## Begin Data shown

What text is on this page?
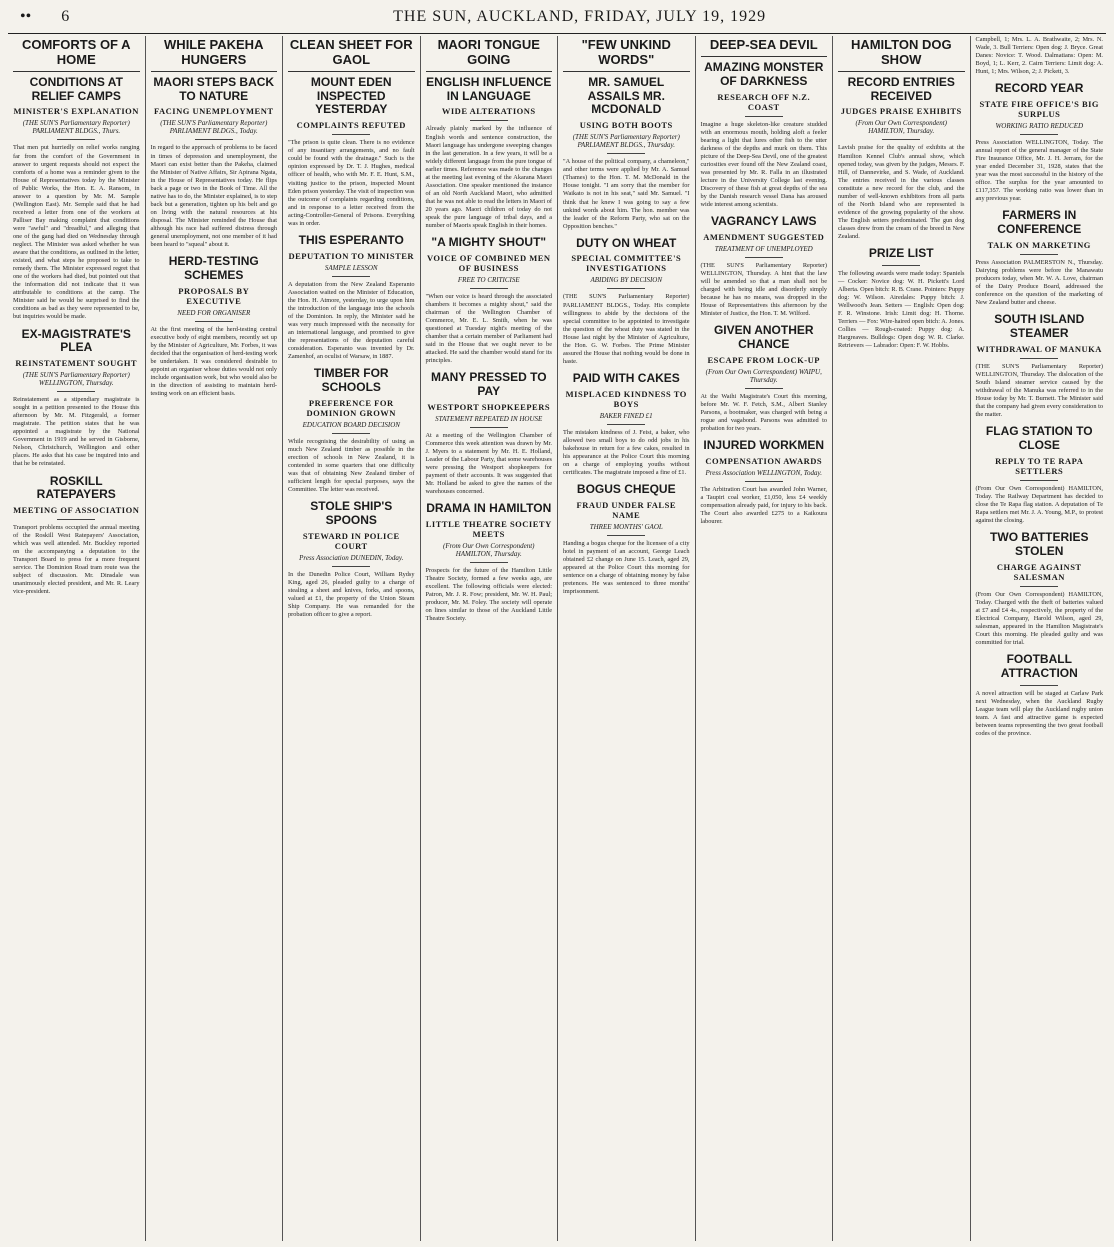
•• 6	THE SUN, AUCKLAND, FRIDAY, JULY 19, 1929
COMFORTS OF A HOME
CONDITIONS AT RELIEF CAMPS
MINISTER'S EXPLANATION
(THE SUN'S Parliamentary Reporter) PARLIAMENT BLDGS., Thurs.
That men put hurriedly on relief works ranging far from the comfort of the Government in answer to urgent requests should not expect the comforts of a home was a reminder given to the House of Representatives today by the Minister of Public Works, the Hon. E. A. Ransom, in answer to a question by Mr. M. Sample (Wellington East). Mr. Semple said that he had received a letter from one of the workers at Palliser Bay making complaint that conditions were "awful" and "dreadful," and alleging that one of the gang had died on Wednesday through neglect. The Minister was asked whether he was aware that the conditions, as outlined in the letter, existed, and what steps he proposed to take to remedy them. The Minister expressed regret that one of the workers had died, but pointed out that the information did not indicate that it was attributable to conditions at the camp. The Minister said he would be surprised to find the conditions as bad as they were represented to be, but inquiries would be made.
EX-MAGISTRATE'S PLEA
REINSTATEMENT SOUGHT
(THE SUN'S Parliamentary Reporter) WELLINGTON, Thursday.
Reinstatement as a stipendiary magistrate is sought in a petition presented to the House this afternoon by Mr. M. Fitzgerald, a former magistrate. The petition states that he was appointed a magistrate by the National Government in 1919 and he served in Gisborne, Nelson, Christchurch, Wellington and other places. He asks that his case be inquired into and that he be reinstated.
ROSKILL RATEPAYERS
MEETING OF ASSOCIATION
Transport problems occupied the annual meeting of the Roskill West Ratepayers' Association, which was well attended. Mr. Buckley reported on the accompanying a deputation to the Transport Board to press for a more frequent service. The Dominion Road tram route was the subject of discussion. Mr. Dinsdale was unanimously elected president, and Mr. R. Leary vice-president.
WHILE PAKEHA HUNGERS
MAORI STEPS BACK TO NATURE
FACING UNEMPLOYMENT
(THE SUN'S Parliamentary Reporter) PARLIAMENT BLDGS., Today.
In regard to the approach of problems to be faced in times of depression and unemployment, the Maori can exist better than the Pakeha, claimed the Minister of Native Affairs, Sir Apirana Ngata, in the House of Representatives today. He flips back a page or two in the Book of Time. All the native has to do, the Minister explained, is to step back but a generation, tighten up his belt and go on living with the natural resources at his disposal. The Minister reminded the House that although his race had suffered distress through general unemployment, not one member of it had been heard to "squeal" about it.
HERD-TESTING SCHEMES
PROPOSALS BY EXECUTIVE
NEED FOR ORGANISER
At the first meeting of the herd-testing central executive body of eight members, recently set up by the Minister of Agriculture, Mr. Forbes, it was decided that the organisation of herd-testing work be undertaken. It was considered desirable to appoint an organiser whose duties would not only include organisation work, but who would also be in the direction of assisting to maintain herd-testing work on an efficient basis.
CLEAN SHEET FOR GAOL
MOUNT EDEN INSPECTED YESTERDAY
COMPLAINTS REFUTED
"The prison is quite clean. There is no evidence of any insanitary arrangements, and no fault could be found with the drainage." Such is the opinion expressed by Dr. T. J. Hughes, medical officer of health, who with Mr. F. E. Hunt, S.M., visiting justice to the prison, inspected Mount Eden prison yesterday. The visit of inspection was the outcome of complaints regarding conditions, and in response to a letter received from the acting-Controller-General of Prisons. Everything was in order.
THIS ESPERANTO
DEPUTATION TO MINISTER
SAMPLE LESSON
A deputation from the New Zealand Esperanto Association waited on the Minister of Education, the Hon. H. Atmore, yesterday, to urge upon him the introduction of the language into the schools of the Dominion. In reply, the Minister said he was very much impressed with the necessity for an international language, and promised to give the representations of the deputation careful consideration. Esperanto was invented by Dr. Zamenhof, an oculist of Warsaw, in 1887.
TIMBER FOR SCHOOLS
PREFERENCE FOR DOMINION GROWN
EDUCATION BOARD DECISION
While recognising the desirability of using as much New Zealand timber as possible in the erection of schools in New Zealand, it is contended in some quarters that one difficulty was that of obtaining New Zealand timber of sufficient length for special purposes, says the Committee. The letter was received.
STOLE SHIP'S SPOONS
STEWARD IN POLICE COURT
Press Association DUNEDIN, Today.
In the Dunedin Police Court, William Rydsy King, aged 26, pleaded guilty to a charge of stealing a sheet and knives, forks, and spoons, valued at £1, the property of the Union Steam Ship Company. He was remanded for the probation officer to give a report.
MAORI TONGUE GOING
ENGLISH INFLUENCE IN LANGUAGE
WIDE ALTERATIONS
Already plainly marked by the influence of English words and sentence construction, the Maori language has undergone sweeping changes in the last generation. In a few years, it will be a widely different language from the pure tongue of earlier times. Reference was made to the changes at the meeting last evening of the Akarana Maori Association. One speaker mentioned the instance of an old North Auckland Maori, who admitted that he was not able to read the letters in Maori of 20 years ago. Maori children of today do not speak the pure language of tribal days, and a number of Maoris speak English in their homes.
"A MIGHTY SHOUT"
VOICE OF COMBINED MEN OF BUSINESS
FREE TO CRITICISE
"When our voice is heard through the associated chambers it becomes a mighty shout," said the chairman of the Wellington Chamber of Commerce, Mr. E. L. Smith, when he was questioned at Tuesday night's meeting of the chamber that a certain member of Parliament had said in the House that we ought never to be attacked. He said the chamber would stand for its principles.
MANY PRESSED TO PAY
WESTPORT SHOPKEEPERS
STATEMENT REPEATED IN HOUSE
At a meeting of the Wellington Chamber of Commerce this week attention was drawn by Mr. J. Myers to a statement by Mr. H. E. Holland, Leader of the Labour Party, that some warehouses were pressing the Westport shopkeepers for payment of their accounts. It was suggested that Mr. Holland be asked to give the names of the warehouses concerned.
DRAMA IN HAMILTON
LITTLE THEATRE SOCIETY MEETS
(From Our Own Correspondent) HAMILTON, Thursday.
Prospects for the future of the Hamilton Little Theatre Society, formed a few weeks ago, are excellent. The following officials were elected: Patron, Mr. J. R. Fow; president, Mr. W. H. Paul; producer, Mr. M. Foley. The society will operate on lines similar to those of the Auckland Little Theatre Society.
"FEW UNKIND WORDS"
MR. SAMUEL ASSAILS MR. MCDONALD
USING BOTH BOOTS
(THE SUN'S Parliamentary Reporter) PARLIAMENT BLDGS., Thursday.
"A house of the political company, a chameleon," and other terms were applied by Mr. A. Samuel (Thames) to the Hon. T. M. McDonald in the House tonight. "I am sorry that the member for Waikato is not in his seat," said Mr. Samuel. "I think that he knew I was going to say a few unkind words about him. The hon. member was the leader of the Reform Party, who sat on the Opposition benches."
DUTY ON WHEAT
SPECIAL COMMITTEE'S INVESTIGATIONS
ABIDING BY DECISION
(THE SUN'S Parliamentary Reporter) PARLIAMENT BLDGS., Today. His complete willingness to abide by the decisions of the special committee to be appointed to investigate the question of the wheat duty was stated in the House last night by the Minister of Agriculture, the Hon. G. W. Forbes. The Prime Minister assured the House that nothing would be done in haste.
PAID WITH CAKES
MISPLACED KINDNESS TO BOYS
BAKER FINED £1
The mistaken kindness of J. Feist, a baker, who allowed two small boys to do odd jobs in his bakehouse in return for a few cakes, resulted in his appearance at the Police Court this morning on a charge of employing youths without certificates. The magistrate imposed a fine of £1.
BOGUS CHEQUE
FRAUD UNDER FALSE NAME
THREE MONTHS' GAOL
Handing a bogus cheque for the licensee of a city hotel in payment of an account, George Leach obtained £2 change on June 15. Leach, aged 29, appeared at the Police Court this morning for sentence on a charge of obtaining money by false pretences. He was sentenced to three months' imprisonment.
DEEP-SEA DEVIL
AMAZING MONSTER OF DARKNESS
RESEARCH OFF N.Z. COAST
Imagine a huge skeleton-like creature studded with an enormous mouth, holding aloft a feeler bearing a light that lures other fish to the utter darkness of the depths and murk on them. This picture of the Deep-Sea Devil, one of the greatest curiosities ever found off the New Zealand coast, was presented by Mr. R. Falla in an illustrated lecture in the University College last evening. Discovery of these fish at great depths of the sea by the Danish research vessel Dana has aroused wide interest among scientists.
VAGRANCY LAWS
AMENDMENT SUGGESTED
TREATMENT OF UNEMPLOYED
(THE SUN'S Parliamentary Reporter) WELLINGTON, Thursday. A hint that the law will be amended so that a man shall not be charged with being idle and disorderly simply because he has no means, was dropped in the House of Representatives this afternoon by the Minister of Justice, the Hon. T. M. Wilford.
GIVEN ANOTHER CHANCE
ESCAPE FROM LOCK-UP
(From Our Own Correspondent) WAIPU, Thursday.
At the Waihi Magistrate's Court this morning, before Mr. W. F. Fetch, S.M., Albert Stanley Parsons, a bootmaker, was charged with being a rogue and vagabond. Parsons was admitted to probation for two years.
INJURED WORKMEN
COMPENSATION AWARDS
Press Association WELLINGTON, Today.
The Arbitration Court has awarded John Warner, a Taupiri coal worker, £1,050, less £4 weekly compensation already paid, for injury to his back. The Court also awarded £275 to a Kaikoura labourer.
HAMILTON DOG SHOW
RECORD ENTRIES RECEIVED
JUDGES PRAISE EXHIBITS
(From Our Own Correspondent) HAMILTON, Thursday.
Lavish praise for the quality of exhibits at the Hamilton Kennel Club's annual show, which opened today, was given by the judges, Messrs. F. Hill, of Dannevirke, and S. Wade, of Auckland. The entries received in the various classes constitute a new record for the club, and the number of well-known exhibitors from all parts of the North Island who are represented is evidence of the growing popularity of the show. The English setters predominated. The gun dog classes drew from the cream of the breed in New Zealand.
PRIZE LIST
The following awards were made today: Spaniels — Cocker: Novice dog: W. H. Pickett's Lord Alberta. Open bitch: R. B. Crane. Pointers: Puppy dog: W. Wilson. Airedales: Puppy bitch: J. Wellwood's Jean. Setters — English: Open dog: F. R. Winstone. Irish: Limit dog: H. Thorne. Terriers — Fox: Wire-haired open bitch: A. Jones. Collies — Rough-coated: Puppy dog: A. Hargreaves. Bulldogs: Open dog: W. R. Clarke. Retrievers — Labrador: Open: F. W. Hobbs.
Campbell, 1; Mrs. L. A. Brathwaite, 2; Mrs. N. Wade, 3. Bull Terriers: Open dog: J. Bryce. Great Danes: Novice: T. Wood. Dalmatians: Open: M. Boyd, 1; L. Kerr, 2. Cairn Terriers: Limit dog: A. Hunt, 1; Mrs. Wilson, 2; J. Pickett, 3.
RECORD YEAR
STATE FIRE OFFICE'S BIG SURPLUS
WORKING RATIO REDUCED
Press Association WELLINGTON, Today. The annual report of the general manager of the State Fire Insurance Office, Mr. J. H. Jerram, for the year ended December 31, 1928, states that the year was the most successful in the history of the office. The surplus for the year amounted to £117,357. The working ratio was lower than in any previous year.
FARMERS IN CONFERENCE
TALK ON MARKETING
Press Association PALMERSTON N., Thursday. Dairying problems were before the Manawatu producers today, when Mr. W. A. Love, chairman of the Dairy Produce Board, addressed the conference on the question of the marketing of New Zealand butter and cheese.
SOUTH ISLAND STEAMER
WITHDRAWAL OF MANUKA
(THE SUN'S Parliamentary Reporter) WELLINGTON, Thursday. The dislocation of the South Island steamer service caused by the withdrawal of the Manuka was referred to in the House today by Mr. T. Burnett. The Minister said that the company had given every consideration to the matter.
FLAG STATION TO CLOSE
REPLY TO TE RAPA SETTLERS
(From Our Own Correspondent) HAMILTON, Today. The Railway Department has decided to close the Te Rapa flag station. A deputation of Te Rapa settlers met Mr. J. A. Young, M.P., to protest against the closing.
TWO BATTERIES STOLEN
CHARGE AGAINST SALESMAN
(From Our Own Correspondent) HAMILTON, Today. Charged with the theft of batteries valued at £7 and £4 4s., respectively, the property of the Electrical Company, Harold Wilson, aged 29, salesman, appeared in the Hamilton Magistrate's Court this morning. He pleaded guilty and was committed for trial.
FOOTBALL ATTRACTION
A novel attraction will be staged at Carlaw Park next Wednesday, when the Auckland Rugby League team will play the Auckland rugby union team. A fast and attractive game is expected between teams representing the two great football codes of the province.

## End Data shown

Written problem: Go through the records above, find every line with the word "generation", and list those lines.

The response:
In regard to the approach of problems to be faced in times of depression and unemployment, the Maori can exist better than the Pakeha, claimed the Minister of Native Affairs, Sir Apirana Ngata, in the House of Representatives today. He flips back a page or two in the Book of Time. All the native has to do, the Minister explained, is to step back but a generation, tighten up his belt and go on living with the natural resources at his disposal. The Minister reminded the House that although his race had suffered distress through general unemployment, not one member of it had been heard to "squeal" about it.
Already plainly marked by the influence of English words and sentence construction, the Maori language has undergone sweeping changes in the last generation. In a few years, it will be a widely different language from the pure tongue of earlier times. Reference was made to the changes at the meeting last evening of the Akarana Maori Association. One speaker mentioned the instance of an old North Auckland Maori, who admitted that he was not able to read the letters in Maori of 20 years ago. Maori children of today do not speak the pure language of tribal days, and a number of Maoris speak English in their homes.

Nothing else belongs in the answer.